Records from a collection of figures:
──────────────────────────────

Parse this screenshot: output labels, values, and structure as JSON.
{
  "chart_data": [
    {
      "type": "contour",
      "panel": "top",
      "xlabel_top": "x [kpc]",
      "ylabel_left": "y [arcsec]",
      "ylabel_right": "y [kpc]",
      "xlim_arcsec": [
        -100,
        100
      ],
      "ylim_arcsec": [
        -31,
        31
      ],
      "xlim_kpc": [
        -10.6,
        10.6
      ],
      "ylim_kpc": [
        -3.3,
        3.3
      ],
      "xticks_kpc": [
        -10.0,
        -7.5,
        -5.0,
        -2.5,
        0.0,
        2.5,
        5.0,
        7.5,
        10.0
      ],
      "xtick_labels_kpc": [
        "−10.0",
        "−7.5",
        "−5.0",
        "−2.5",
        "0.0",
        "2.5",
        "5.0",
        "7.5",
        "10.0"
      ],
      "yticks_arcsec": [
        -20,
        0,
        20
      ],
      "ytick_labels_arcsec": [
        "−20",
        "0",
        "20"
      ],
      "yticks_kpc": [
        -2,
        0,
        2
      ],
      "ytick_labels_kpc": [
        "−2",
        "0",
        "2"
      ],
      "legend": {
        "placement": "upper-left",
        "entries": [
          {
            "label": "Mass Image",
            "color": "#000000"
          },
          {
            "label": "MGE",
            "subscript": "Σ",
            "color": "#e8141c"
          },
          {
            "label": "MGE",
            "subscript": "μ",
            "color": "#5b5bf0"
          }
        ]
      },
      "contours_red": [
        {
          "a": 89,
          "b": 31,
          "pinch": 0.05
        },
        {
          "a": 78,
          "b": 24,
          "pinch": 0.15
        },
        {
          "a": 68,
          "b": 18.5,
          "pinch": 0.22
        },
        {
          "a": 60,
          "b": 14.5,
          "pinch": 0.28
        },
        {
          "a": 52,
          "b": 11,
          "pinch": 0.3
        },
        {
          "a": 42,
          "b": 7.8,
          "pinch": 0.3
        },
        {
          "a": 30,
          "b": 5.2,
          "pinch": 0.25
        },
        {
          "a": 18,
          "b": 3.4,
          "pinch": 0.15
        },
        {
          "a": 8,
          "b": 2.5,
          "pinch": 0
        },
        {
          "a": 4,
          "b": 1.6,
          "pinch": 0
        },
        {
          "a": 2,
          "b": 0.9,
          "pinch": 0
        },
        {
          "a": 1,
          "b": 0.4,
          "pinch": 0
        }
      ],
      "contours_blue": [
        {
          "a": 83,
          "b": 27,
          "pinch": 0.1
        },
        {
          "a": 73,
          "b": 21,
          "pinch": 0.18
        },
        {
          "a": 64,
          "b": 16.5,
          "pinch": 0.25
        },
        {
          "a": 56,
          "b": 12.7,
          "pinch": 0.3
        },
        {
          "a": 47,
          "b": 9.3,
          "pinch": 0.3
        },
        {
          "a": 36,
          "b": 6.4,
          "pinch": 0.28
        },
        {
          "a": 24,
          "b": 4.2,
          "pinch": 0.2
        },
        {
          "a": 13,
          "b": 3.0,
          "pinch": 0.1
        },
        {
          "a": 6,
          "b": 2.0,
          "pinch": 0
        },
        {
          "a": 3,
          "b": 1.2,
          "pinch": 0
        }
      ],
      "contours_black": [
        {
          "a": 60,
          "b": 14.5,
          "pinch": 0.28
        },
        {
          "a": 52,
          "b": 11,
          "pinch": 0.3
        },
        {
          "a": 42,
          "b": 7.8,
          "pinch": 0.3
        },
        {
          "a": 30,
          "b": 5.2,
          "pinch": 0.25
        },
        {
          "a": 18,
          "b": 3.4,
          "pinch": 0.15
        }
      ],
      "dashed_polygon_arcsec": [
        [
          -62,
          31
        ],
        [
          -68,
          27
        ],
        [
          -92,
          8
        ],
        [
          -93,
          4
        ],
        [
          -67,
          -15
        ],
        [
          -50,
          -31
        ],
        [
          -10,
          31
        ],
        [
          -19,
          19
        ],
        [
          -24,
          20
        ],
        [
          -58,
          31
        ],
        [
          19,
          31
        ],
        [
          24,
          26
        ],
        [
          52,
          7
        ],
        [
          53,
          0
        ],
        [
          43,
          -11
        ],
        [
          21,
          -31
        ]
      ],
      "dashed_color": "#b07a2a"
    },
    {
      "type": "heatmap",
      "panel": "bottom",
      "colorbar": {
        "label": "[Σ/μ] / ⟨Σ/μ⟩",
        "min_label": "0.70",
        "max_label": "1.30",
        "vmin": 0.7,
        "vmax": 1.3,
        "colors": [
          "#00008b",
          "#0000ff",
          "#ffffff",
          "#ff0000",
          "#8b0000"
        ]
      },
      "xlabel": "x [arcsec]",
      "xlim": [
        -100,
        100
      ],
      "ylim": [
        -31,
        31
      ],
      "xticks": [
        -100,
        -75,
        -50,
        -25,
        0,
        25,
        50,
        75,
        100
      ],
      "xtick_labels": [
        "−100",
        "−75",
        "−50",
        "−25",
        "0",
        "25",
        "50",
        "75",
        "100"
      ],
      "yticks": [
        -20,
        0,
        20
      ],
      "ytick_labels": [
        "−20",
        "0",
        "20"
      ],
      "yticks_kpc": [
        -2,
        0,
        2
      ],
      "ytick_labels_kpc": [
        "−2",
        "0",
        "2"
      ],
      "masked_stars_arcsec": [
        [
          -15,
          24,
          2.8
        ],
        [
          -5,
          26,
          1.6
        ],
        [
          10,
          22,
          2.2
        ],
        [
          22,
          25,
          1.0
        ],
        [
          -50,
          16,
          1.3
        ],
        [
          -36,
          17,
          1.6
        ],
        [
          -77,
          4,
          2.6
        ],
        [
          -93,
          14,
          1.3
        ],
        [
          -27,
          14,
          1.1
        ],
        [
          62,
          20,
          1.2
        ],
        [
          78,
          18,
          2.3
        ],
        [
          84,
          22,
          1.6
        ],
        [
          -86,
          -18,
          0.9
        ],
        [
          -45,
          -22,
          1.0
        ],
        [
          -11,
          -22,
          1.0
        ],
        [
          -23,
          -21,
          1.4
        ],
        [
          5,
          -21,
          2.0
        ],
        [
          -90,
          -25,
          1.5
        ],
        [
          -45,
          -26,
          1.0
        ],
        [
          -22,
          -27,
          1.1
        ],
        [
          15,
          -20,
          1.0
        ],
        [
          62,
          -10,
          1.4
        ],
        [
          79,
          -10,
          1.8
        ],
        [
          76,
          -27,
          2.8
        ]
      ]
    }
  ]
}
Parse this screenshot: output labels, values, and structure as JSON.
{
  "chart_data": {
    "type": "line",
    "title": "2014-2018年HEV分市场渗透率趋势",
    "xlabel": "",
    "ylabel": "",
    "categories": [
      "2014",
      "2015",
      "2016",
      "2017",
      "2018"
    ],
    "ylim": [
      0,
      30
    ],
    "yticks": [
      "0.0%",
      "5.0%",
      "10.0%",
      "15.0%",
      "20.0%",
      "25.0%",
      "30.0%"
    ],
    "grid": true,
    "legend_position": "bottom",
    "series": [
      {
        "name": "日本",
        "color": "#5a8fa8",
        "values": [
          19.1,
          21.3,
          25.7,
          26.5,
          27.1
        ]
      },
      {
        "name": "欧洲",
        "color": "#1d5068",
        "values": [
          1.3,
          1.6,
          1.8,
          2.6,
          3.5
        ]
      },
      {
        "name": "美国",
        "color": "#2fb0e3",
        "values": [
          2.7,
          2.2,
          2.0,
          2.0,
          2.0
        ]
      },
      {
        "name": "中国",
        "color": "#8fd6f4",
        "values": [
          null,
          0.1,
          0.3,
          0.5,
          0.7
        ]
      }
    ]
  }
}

──────────────────────────────

Retype all of the data shown above, word for word.

--- Complete response ---
Parse this screenshot: output labels, values, and structure as JSON.
{
  "chart_data": [
    {
      "type": "contour",
      "panel": "top",
      "xlabel_top": "x [kpc]",
      "ylabel_left": "y [arcsec]",
      "ylabel_right": "y [kpc]",
      "xlim_arcsec": [
        -100,
        100
      ],
      "ylim_arcsec": [
        -31,
        31
      ],
      "xlim_kpc": [
        -10.6,
        10.6
      ],
      "ylim_kpc": [
        -3.3,
        3.3
      ],
      "xticks_kpc": [
        -10.0,
        -7.5,
        -5.0,
        -2.5,
        0.0,
        2.5,
        5.0,
        7.5,
        10.0
      ],
      "xtick_labels_kpc": [
        "−10.0",
        "−7.5",
        "−5.0",
        "−2.5",
        "0.0",
        "2.5",
        "5.0",
        "7.5",
        "10.0"
      ],
      "yticks_arcsec": [
        -20,
        0,
        20
      ],
      "ytick_labels_arcsec": [
        "−20",
        "0",
        "20"
      ],
      "yticks_kpc": [
        -2,
        0,
        2
      ],
      "ytick_labels_kpc": [
        "−2",
        "0",
        "2"
      ],
      "legend": {
        "placement": "upper-left",
        "entries": [
          {
            "label": "Mass Image",
            "color": "#000000"
          },
          {
            "label": "MGE",
            "subscript": "Σ",
            "color": "#e8141c"
          },
          {
            "label": "MGE",
            "subscript": "μ",
            "color": "#5b5bf0"
          }
        ]
      },
      "contours_red": [
        {
          "a": 89,
          "b": 31,
          "pinch": 0.05
        },
        {
          "a": 78,
          "b": 24,
          "pinch": 0.15
        },
        {
          "a": 68,
          "b": 18.5,
          "pinch": 0.22
        },
        {
          "a": 60,
          "b": 14.5,
          "pinch": 0.28
        },
        {
          "a": 52,
          "b": 11,
          "pinch": 0.3
        },
        {
          "a": 42,
          "b": 7.8,
          "pinch": 0.3
        },
        {
          "a": 30,
          "b": 5.2,
          "pinch": 0.25
        },
        {
          "a": 18,
          "b": 3.4,
          "pinch": 0.15
        },
        {
          "a": 8,
          "b": 2.5,
          "pinch": 0
        },
        {
          "a": 4,
          "b": 1.6,
          "pinch": 0
        },
        {
          "a": 2,
          "b": 0.9,
          "pinch": 0
        },
        {
          "a": 1,
          "b": 0.4,
          "pinch": 0
        }
      ],
      "contours_blue": [
        {
          "a": 83,
          "b": 27,
          "pinch": 0.1
        },
        {
          "a": 73,
          "b": 21,
          "pinch": 0.18
        },
        {
          "a": 64,
          "b": 16.5,
          "pinch": 0.25
        },
        {
          "a": 56,
          "b": 12.7,
          "pinch": 0.3
        },
        {
          "a": 47,
          "b": 9.3,
          "pinch": 0.3
        },
        {
          "a": 36,
          "b": 6.4,
          "pinch": 0.28
        },
        {
          "a": 24,
          "b": 4.2,
          "pinch": 0.2
        },
        {
          "a": 13,
          "b": 3.0,
          "pinch": 0.1
        },
        {
          "a": 6,
          "b": 2.0,
          "pinch": 0
        },
        {
          "a": 3,
          "b": 1.2,
          "pinch": 0
        }
      ],
      "contours_black": [
        {
          "a": 60,
          "b": 14.5,
          "pinch": 0.28
        },
        {
          "a": 52,
          "b": 11,
          "pinch": 0.3
        },
        {
          "a": 42,
          "b": 7.8,
          "pinch": 0.3
        },
        {
          "a": 30,
          "b": 5.2,
          "pinch": 0.25
        },
        {
          "a": 18,
          "b": 3.4,
          "pinch": 0.15
        }
      ],
      "dashed_polygon_arcsec": [
        [
          -62,
          31
        ],
        [
          -68,
          27
        ],
        [
          -92,
          8
        ],
        [
          -93,
          4
        ],
        [
          -67,
          -15
        ],
        [
          -50,
          -31
        ],
        [
          -10,
          31
        ],
        [
          -19,
          19
        ],
        [
          -24,
          20
        ],
        [
          -58,
          31
        ],
        [
          19,
          31
        ],
        [
          24,
          26
        ],
        [
          52,
          7
        ],
        [
          53,
          0
        ],
        [
          43,
          -11
        ],
        [
          21,
          -31
        ]
      ],
      "dashed_color": "#b07a2a"
    },
    {
      "type": "heatmap",
      "panel": "bottom",
      "colorbar": {
        "label": "[Σ/μ] / ⟨Σ/μ⟩",
        "min_label": "0.70",
        "max_label": "1.30",
        "vmin": 0.7,
        "vmax": 1.3,
        "colors": [
          "#00008b",
          "#0000ff",
          "#ffffff",
          "#ff0000",
          "#8b0000"
        ]
      },
      "xlabel": "x [arcsec]",
      "xlim": [
        -100,
        100
      ],
      "ylim": [
        -31,
        31
      ],
      "xticks": [
        -100,
        -75,
        -50,
        -25,
        0,
        25,
        50,
        75,
        100
      ],
      "xtick_labels": [
        "−100",
        "−75",
        "−50",
        "−25",
        "0",
        "25",
        "50",
        "75",
        "100"
      ],
      "yticks": [
        -20,
        0,
        20
      ],
      "ytick_labels": [
        "−20",
        "0",
        "20"
      ],
      "yticks_kpc": [
        -2,
        0,
        2
      ],
      "ytick_labels_kpc": [
        "−2",
        "0",
        "2"
      ],
      "masked_stars_arcsec": [
        [
          -15,
          24,
          2.8
        ],
        [
          -5,
          26,
          1.6
        ],
        [
          10,
          22,
          2.2
        ],
        [
          22,
          25,
          1.0
        ],
        [
          -50,
          16,
          1.3
        ],
        [
          -36,
          17,
          1.6
        ],
        [
          -77,
          4,
          2.6
        ],
        [
          -93,
          14,
          1.3
        ],
        [
          -27,
          14,
          1.1
        ],
        [
          62,
          20,
          1.2
        ],
        [
          78,
          18,
          2.3
        ],
        [
          84,
          22,
          1.6
        ],
        [
          -86,
          -18,
          0.9
        ],
        [
          -45,
          -22,
          1.0
        ],
        [
          -11,
          -22,
          1.0
        ],
        [
          -23,
          -21,
          1.4
        ],
        [
          5,
          -21,
          2.0
        ],
        [
          -90,
          -25,
          1.5
        ],
        [
          -45,
          -26,
          1.0
        ],
        [
          -22,
          -27,
          1.1
        ],
        [
          15,
          -20,
          1.0
        ],
        [
          62,
          -10,
          1.4
        ],
        [
          79,
          -10,
          1.8
        ],
        [
          76,
          -27,
          2.8
        ]
      ]
    }
  ]
}
Parse this screenshot: output labels, values, and structure as JSON.
{
  "chart_data": {
    "type": "line",
    "title": "2014-2018年HEV分市场渗透率趋势",
    "xlabel": "",
    "ylabel": "",
    "categories": [
      "2014",
      "2015",
      "2016",
      "2017",
      "2018"
    ],
    "ylim": [
      0,
      30
    ],
    "yticks": [
      "0.0%",
      "5.0%",
      "10.0%",
      "15.0%",
      "20.0%",
      "25.0%",
      "30.0%"
    ],
    "grid": true,
    "legend_position": "bottom",
    "series": [
      {
        "name": "日本",
        "color": "#5a8fa8",
        "values": [
          19.1,
          21.3,
          25.7,
          26.5,
          27.1
        ]
      },
      {
        "name": "欧洲",
        "color": "#1d5068",
        "values": [
          1.3,
          1.6,
          1.8,
          2.6,
          3.5
        ]
      },
      {
        "name": "美国",
        "color": "#2fb0e3",
        "values": [
          2.7,
          2.2,
          2.0,
          2.0,
          2.0
        ]
      },
      {
        "name": "中国",
        "color": "#8fd6f4",
        "values": [
          null,
          0.1,
          0.3,
          0.5,
          0.7
        ]
      }
    ]
  }
}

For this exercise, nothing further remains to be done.